------ ФРАГМЕНТ ДОКУМЕНТА ------
Стихотворение “Размышления у парадного подъезда”, написанное в 1858 г., — одно из самых значительных поэтических произведений Некрасова. За пять лет до начала работы над эпопеей “Кому на Руси жить хорошо” поэт создал стихи, во многом предвосхищающие “любимую мысль” будущего произведения, хотя и явно отличные от него стилистически. Если бы не это несходство, “Размышления...” было бы легко представить частью некрасовской эпопеи, герои которой ищут счастливого человека на Руси. Ведь один из них считает, что хорошо живется “вельможному боярину, министру государеву”. Чтобы проверить это, мужики должны были бы отправиться в столицу, подойти к одному из пышных парадных подъездов... То есть возникла бы ситуация, близкая к той, которая описана в “Размышлениях...”.
------ ИСХОДНЫЕ МАТЕРИАЛЫ ------
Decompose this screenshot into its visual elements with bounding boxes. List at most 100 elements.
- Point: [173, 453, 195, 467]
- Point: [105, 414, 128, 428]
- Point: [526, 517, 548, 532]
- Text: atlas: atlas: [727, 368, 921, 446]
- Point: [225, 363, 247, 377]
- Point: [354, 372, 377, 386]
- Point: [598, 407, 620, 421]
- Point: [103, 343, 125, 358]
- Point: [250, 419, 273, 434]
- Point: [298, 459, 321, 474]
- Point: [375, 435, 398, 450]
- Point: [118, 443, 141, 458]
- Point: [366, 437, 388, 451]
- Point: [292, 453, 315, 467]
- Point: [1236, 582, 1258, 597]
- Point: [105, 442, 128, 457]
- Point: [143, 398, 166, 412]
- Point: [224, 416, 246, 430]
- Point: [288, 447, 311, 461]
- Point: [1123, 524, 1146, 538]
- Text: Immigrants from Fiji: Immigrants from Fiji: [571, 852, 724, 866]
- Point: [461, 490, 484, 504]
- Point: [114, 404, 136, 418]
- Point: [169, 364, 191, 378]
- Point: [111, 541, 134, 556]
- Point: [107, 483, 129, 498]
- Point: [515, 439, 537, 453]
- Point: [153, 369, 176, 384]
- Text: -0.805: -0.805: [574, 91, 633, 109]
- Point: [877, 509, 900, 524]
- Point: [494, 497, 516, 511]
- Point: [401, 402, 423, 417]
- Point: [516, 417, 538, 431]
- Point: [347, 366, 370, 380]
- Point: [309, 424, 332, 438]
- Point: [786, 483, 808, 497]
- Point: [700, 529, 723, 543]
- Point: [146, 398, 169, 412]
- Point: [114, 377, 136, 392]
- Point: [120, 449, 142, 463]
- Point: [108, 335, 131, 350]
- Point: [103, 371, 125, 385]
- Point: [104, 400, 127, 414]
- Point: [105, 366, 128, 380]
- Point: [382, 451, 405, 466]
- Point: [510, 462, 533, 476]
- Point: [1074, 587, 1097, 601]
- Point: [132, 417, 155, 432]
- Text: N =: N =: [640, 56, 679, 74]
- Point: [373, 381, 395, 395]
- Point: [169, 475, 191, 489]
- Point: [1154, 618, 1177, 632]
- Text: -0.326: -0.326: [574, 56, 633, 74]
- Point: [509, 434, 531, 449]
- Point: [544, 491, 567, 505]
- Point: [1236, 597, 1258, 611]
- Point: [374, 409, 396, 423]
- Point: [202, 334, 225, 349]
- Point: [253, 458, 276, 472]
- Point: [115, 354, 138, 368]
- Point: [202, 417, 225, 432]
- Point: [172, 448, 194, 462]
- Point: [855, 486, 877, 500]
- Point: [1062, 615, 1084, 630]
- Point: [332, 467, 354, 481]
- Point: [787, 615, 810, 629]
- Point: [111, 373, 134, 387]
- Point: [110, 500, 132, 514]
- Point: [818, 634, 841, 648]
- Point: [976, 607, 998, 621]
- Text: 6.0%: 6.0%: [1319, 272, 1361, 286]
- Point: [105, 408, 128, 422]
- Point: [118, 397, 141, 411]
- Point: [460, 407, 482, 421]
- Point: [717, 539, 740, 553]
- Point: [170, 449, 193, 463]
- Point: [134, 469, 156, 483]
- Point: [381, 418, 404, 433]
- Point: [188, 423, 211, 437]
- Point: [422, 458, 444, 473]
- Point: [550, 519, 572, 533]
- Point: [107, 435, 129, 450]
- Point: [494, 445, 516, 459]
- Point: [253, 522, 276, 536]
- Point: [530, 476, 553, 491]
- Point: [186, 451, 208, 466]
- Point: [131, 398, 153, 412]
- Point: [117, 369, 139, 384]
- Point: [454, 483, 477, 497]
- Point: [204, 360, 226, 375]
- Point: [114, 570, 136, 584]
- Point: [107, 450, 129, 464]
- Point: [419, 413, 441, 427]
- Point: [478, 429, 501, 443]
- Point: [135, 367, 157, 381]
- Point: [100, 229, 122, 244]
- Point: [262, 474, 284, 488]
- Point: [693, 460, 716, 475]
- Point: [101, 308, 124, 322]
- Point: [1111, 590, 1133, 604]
------
_ЗАДАНИЕ_:
Продолжите отрывок о стихотворении Некрасова «Размышления у парадного подъезда», начав сразу после его последнего предложения. Записи взяты из другого источника.

_РЕЗУЛЬТАТ_:
Даже при беглом чтении “Размышлений...” становится ясно, что основной “нерв” стихотворения — разительный контраст двух миров (с одной стороны, “владелец роскошных палат”, с другой — обездоленные бедняки). Причем речь должна идти именно о контрасте, а не о столкновении этих антимиров, так как им не довелось по-настоящему соприкоснуться — крестьянам не удалось попасть на прием к высокопоставленному чиновнику. Ср. с “Забытой деревней”: обманутые надежды крестьян на встречу с барином и привезенный на родину прах барина (в “Размышлениях...”: “Привезут к нам останки твои...”). Противопоставленные темы чередуются в тексте стихотворения следующим образом: описание пышного парадного подъезда предваряет сцену с мужиками, подошедшими к нему, не допущенными швейцаром и ушедшими обратно; далее сообщается о вельможе, его жизни и вероятной дальнейшей судьбе, и в это сообщение вклиниваются (и разбивают его на две части) две строчки, напоминающие об ушедших мужиках; затем поэт возвращается к теме народных страданий и ею заканчивает стихотворение. Итак, налицо шесть компонентов: трижды автор переходит от богатства к миру нищеты. Мысли о нищете проскальзывают подчас и в описаниях роскоши, в которой утопают сильные мира сего, но эти мысли не оформляются в виде самостоятельных тем-компонентов и, следовательно, не меняют общего композиционного плана.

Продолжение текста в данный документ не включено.